* [Instructions to follow] Find the lines with the string "인간관계는" and return them.

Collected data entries
....

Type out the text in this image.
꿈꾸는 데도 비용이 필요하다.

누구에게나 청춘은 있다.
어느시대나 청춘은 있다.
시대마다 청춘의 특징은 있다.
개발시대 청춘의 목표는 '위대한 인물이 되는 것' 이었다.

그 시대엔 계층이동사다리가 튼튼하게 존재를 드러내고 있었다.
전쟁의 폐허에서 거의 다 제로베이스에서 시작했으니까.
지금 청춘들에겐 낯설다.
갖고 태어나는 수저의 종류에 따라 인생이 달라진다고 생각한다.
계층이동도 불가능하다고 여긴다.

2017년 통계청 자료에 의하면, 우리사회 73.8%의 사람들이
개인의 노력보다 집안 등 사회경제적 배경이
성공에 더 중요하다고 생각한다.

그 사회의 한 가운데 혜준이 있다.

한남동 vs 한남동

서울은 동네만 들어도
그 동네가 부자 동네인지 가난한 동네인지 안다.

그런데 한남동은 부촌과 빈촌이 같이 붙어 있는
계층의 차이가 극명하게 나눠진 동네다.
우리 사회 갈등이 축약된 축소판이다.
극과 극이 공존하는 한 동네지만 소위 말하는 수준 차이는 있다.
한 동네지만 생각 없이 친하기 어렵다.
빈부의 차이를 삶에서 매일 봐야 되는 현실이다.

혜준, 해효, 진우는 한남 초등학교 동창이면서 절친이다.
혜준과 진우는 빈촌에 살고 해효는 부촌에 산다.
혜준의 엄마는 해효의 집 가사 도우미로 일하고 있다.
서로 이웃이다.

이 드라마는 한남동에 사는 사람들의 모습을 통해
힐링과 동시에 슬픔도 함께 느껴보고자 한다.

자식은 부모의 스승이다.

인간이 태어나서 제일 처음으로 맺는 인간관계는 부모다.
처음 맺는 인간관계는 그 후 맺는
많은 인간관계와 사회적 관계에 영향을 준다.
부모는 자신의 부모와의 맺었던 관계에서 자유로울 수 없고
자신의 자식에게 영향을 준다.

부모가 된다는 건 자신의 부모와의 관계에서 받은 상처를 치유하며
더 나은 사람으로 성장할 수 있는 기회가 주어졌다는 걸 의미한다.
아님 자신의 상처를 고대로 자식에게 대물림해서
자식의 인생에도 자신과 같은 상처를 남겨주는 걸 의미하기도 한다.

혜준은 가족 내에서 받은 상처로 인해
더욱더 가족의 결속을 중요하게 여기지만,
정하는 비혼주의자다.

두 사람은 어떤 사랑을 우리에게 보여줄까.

....

* [Solution to this problem]
인간이 태어나서 제일 처음으로 맺는 인간관계는 부모다.
처음 맺는 인간관계는 그 후 맺는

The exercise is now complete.